::: Given data

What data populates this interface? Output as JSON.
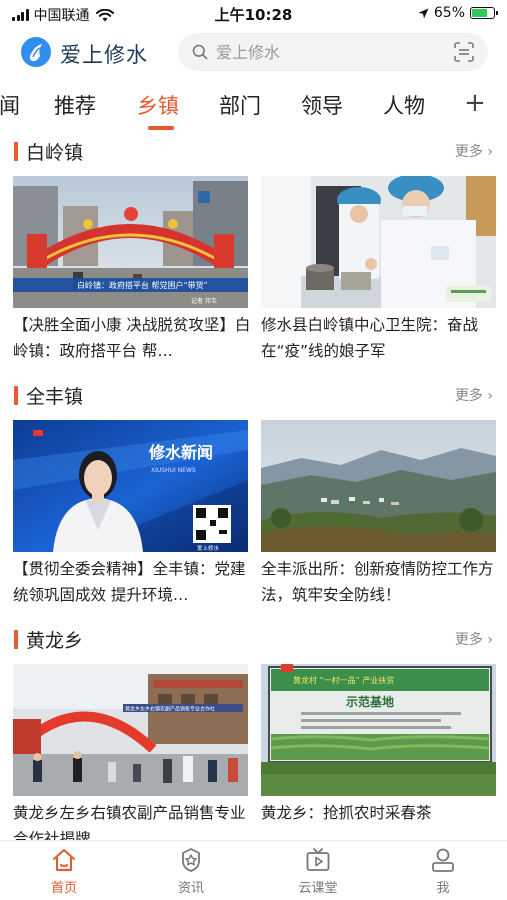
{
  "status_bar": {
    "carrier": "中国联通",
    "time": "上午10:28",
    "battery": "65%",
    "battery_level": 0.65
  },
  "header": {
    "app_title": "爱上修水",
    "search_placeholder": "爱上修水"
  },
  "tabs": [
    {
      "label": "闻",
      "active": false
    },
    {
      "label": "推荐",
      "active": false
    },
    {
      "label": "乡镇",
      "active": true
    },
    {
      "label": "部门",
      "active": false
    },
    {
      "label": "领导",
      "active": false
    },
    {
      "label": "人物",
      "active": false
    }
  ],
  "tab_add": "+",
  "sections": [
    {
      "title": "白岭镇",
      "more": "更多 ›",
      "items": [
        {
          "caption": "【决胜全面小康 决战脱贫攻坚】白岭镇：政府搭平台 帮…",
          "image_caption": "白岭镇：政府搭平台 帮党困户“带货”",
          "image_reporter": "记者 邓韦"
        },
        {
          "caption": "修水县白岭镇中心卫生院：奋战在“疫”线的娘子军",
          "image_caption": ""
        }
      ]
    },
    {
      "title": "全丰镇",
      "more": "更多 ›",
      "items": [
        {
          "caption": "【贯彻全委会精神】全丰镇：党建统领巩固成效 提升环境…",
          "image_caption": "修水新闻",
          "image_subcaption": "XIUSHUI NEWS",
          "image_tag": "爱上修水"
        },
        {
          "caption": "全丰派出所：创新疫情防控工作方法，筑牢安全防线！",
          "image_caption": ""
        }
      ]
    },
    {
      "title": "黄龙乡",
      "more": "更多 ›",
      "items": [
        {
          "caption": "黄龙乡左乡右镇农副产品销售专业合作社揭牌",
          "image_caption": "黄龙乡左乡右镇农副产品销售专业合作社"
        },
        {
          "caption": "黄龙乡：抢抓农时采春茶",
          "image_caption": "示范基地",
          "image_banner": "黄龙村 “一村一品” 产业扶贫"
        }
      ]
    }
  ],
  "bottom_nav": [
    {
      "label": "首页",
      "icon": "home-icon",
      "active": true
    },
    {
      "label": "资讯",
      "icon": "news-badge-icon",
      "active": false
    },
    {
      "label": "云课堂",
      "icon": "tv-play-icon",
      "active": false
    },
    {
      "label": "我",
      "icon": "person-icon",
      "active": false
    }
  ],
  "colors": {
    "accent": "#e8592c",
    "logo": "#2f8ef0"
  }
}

::::::
::: Given data

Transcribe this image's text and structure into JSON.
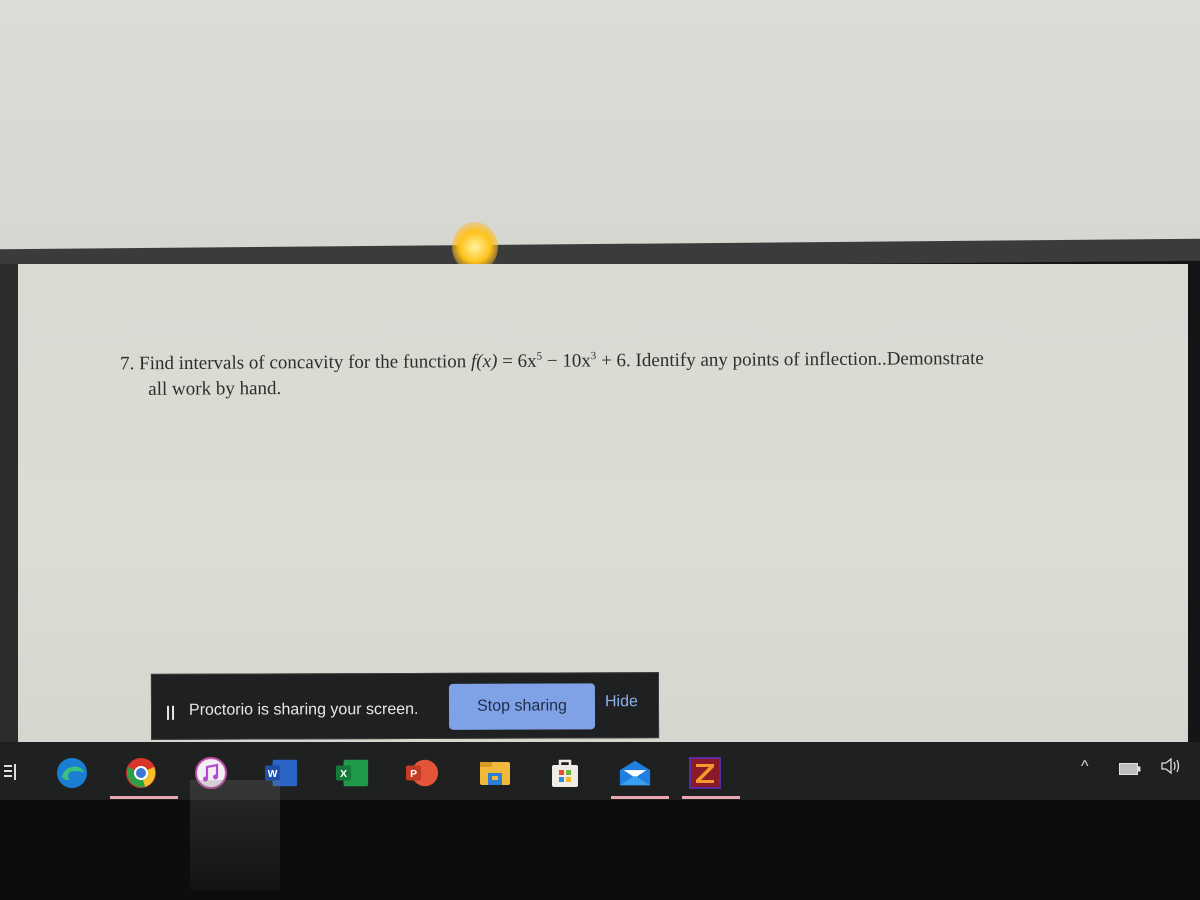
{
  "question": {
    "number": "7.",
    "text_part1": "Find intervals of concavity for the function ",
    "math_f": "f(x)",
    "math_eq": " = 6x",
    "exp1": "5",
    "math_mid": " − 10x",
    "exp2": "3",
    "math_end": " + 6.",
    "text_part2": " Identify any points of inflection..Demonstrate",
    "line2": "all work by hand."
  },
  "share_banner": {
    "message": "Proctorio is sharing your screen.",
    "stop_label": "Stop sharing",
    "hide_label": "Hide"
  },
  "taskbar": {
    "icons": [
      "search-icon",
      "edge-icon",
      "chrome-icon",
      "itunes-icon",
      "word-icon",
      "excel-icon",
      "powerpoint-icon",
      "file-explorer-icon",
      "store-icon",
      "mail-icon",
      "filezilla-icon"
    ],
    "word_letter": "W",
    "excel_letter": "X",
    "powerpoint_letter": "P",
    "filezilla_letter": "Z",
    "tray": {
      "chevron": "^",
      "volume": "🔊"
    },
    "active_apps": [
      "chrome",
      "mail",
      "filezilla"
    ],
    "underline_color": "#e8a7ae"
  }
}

::::::

### Work to complete
Go through the preceding material and copy each line that has the word "爱上修水".

### Response to the exercise
    "app_title": "爱上修水",
    "search_placeholder": "爱上修水"
          "image_tag": "爱上修水"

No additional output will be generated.